**EXERCISE BRIEF:** Make an exact copy of the listing below.
------------
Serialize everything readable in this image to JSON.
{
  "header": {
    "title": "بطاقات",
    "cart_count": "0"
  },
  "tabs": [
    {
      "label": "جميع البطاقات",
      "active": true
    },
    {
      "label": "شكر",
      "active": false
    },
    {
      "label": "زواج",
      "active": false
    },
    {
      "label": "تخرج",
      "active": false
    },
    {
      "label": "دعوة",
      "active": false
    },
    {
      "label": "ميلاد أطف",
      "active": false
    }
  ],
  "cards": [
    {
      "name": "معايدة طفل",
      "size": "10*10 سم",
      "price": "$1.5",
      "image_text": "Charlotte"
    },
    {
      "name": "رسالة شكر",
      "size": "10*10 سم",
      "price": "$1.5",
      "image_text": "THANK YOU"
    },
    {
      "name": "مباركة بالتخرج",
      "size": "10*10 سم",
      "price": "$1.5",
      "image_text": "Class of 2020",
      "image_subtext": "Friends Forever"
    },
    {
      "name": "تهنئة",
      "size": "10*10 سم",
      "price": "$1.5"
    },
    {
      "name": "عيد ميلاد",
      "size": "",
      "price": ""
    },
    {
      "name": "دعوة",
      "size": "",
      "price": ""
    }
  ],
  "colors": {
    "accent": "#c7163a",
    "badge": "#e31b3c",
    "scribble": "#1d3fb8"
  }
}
------------
**COMPLETE ANSWER:**
Serialize everything readable in this image to JSON.
{
  "header": {
    "title": "بطاقات",
    "cart_count": "0"
  },
  "tabs": [
    {
      "label": "جميع البطاقات",
      "active": true
    },
    {
      "label": "شكر",
      "active": false
    },
    {
      "label": "زواج",
      "active": false
    },
    {
      "label": "تخرج",
      "active": false
    },
    {
      "label": "دعوة",
      "active": false
    },
    {
      "label": "ميلاد أطف",
      "active": false
    }
  ],
  "cards": [
    {
      "name": "معايدة طفل",
      "size": "10*10 سم",
      "price": "$1.5",
      "image_text": "Charlotte"
    },
    {
      "name": "رسالة شكر",
      "size": "10*10 سم",
      "price": "$1.5",
      "image_text": "THANK YOU"
    },
    {
      "name": "مباركة بالتخرج",
      "size": "10*10 سم",
      "price": "$1.5",
      "image_text": "Class of 2020",
      "image_subtext": "Friends Forever"
    },
    {
      "name": "تهنئة",
      "size": "10*10 سم",
      "price": "$1.5"
    },
    {
      "name": "عيد ميلاد",
      "size": "",
      "price": ""
    },
    {
      "name": "دعوة",
      "size": "",
      "price": ""
    }
  ],
  "colors": {
    "accent": "#c7163a",
    "badge": "#e31b3c",
    "scribble": "#1d3fb8"
  }
}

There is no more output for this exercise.